● **What is needed**: Please output the lines shown below exactly as they appear.

● **Records for this exercise**:

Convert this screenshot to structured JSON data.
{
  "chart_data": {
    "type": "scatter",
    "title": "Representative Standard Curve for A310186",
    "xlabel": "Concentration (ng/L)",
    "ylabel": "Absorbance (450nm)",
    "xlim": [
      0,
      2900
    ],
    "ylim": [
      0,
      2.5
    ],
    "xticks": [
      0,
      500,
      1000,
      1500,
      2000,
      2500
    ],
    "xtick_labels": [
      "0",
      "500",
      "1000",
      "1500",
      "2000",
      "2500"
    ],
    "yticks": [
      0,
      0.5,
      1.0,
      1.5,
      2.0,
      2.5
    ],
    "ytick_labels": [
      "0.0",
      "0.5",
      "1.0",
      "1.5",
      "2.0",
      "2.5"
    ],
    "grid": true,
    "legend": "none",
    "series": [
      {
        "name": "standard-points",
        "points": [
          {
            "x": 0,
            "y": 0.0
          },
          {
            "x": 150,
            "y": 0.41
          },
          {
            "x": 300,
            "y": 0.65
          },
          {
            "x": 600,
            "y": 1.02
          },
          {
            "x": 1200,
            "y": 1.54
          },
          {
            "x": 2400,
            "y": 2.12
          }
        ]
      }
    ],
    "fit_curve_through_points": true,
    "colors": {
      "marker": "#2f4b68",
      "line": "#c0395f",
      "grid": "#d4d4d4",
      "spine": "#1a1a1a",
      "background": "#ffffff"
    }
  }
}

● **Answer to this exercise**:
Convert this screenshot to structured JSON data.
{
  "chart_data": {
    "type": "scatter",
    "title": "Representative Standard Curve for A310186",
    "xlabel": "Concentration (ng/L)",
    "ylabel": "Absorbance (450nm)",
    "xlim": [
      0,
      2900
    ],
    "ylim": [
      0,
      2.5
    ],
    "xticks": [
      0,
      500,
      1000,
      1500,
      2000,
      2500
    ],
    "xtick_labels": [
      "0",
      "500",
      "1000",
      "1500",
      "2000",
      "2500"
    ],
    "yticks": [
      0,
      0.5,
      1.0,
      1.5,
      2.0,
      2.5
    ],
    "ytick_labels": [
      "0.0",
      "0.5",
      "1.0",
      "1.5",
      "2.0",
      "2.5"
    ],
    "grid": true,
    "legend": "none",
    "series": [
      {
        "name": "standard-points",
        "points": [
          {
            "x": 0,
            "y": 0.0
          },
          {
            "x": 150,
            "y": 0.41
          },
          {
            "x": 300,
            "y": 0.65
          },
          {
            "x": 600,
            "y": 1.02
          },
          {
            "x": 1200,
            "y": 1.54
          },
          {
            "x": 2400,
            "y": 2.12
          }
        ]
      }
    ],
    "fit_curve_through_points": true,
    "colors": {
      "marker": "#2f4b68",
      "line": "#c0395f",
      "grid": "#d4d4d4",
      "spine": "#1a1a1a",
      "background": "#ffffff"
    }
  }
}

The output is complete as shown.